▶ _TASK TO COMPLETE_
With the line containing "Output a JSON" as the first line and the last line of the records as the final one, reproduce that range exactly.
- - - - - - -
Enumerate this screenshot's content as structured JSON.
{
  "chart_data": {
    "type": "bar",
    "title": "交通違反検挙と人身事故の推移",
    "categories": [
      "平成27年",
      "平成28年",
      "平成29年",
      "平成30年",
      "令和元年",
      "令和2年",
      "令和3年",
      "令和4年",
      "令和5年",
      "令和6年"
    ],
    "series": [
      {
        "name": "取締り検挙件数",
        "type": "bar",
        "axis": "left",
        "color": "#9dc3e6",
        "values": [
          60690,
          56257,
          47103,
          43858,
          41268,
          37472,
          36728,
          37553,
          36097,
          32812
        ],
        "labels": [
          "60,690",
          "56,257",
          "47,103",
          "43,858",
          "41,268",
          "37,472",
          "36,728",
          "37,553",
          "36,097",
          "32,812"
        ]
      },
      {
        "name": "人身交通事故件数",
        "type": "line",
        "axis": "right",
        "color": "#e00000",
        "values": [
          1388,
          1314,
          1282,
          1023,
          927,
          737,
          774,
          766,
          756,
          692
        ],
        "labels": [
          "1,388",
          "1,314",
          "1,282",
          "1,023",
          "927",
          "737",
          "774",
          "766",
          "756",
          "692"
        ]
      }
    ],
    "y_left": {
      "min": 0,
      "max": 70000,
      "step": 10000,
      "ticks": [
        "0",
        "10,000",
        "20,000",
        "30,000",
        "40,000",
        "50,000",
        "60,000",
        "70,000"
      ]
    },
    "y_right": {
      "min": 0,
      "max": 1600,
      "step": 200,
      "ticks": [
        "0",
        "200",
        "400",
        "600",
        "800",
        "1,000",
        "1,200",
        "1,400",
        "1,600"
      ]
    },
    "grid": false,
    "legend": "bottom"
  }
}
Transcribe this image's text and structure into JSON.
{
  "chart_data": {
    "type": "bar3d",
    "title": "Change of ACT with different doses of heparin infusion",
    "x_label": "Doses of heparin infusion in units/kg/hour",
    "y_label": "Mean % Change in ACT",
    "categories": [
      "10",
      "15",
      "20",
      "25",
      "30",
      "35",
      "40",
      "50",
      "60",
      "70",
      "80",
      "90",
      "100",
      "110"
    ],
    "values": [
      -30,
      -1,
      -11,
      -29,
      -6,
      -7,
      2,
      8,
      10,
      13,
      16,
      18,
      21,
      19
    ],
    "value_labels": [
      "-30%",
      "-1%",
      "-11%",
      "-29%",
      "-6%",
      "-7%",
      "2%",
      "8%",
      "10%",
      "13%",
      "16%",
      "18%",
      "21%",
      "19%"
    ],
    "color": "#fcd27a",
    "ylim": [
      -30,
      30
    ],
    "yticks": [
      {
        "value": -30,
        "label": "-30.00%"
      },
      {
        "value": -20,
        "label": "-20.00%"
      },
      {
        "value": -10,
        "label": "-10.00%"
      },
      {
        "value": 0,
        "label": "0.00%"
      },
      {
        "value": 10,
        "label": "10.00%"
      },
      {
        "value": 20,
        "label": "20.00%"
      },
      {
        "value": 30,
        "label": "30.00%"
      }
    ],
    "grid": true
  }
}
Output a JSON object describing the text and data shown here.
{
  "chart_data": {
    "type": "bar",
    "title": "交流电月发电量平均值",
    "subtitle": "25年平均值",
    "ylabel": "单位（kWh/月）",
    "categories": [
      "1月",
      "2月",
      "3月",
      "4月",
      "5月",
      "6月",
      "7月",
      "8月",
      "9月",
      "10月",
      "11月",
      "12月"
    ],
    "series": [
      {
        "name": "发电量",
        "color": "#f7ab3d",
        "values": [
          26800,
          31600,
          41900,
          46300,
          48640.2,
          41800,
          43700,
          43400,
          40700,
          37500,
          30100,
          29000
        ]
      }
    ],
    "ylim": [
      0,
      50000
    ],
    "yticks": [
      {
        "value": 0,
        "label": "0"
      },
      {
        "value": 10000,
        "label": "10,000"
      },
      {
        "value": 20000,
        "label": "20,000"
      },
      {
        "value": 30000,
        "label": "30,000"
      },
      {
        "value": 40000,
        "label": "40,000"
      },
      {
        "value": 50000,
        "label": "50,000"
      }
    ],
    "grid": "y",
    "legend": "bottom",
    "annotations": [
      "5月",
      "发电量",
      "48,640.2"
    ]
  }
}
- - - - - - -
▶ _IN RESPONSE_
Output a JSON object describing the text and data shown here.
{
  "chart_data": {
    "type": "bar",
    "title": "交流电月发电量平均值",
    "subtitle": "25年平均值",
    "ylabel": "单位（kWh/月）",
    "categories": [
      "1月",
      "2月",
      "3月",
      "4月",
      "5月",
      "6月",
      "7月",
      "8月",
      "9月",
      "10月",
      "11月",
      "12月"
    ],
    "series": [
      {
        "name": "发电量",
        "color": "#f7ab3d",
        "values": [
          26800,
          31600,
          41900,
          46300,
          48640.2,
          41800,
          43700,
          43400,
          40700,
          37500,
          30100,
          29000
        ]
      }
    ],
    "ylim": [
      0,
      50000
    ],
    "yticks": [
      {
        "value": 0,
        "label": "0"
      },
      {
        "value": 10000,
        "label": "10,000"
      },
      {
        "value": 20000,
        "label": "20,000"
      },
      {
        "value": 30000,
        "label": "30,000"
      },
      {
        "value": 40000,
        "label": "40,000"
      },
      {
        "value": 50000,
        "label": "50,000"
      }
    ],
    "grid": "y",
    "legend": "bottom",
    "annotations": [
      "5月",
      "发电量",
      "48,640.2"
    ]
  }
}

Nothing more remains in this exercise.